PROBLEM STATEMENT:
Please quote every line word for word.

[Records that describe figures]
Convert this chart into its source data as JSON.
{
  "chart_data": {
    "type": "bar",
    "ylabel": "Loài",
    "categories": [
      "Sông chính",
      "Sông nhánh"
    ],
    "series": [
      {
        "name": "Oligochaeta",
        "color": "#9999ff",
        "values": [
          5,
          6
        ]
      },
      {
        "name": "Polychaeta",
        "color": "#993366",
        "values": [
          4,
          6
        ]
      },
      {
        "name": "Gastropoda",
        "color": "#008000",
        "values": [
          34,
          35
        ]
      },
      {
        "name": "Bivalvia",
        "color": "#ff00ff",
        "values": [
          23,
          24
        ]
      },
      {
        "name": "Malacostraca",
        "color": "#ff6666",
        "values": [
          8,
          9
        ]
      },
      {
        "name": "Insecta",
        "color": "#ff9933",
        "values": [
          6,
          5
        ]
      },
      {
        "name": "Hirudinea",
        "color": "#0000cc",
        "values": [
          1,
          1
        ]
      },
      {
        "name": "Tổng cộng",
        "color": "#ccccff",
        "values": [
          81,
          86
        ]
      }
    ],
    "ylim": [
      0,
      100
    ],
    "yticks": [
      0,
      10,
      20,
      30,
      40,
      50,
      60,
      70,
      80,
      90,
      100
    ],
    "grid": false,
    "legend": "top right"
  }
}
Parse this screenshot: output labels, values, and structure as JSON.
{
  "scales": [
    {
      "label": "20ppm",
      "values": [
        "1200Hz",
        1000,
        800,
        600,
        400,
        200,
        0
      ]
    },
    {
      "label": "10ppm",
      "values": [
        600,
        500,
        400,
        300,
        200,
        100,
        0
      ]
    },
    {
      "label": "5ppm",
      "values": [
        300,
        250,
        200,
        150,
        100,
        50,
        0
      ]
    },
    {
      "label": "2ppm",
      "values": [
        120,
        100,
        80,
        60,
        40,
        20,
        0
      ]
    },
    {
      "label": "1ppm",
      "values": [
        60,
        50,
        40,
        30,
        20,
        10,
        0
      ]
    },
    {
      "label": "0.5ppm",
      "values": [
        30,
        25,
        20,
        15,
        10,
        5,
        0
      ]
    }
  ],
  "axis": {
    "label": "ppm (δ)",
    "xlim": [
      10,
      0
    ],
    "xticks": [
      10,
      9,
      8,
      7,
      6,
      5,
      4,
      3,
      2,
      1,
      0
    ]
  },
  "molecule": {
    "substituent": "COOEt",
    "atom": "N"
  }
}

ANSWER FOR THIS EXERCISE:
Convert this chart into its source data as JSON.
{
  "chart_data": {
    "type": "bar",
    "ylabel": "Loài",
    "categories": [
      "Sông chính",
      "Sông nhánh"
    ],
    "series": [
      {
        "name": "Oligochaeta",
        "color": "#9999ff",
        "values": [
          5,
          6
        ]
      },
      {
        "name": "Polychaeta",
        "color": "#993366",
        "values": [
          4,
          6
        ]
      },
      {
        "name": "Gastropoda",
        "color": "#008000",
        "values": [
          34,
          35
        ]
      },
      {
        "name": "Bivalvia",
        "color": "#ff00ff",
        "values": [
          23,
          24
        ]
      },
      {
        "name": "Malacostraca",
        "color": "#ff6666",
        "values": [
          8,
          9
        ]
      },
      {
        "name": "Insecta",
        "color": "#ff9933",
        "values": [
          6,
          5
        ]
      },
      {
        "name": "Hirudinea",
        "color": "#0000cc",
        "values": [
          1,
          1
        ]
      },
      {
        "name": "Tổng cộng",
        "color": "#ccccff",
        "values": [
          81,
          86
        ]
      }
    ],
    "ylim": [
      0,
      100
    ],
    "yticks": [
      0,
      10,
      20,
      30,
      40,
      50,
      60,
      70,
      80,
      90,
      100
    ],
    "grid": false,
    "legend": "top right"
  }
}
Parse this screenshot: output labels, values, and structure as JSON.
{
  "scales": [
    {
      "label": "20ppm",
      "values": [
        "1200Hz",
        1000,
        800,
        600,
        400,
        200,
        0
      ]
    },
    {
      "label": "10ppm",
      "values": [
        600,
        500,
        400,
        300,
        200,
        100,
        0
      ]
    },
    {
      "label": "5ppm",
      "values": [
        300,
        250,
        200,
        150,
        100,
        50,
        0
      ]
    },
    {
      "label": "2ppm",
      "values": [
        120,
        100,
        80,
        60,
        40,
        20,
        0
      ]
    },
    {
      "label": "1ppm",
      "values": [
        60,
        50,
        40,
        30,
        20,
        10,
        0
      ]
    },
    {
      "label": "0.5ppm",
      "values": [
        30,
        25,
        20,
        15,
        10,
        5,
        0
      ]
    }
  ],
  "axis": {
    "label": "ppm (δ)",
    "xlim": [
      10,
      0
    ],
    "xticks": [
      10,
      9,
      8,
      7,
      6,
      5,
      4,
      3,
      2,
      1,
      0
    ]
  },
  "molecule": {
    "substituent": "COOEt",
    "atom": "N"
  }
}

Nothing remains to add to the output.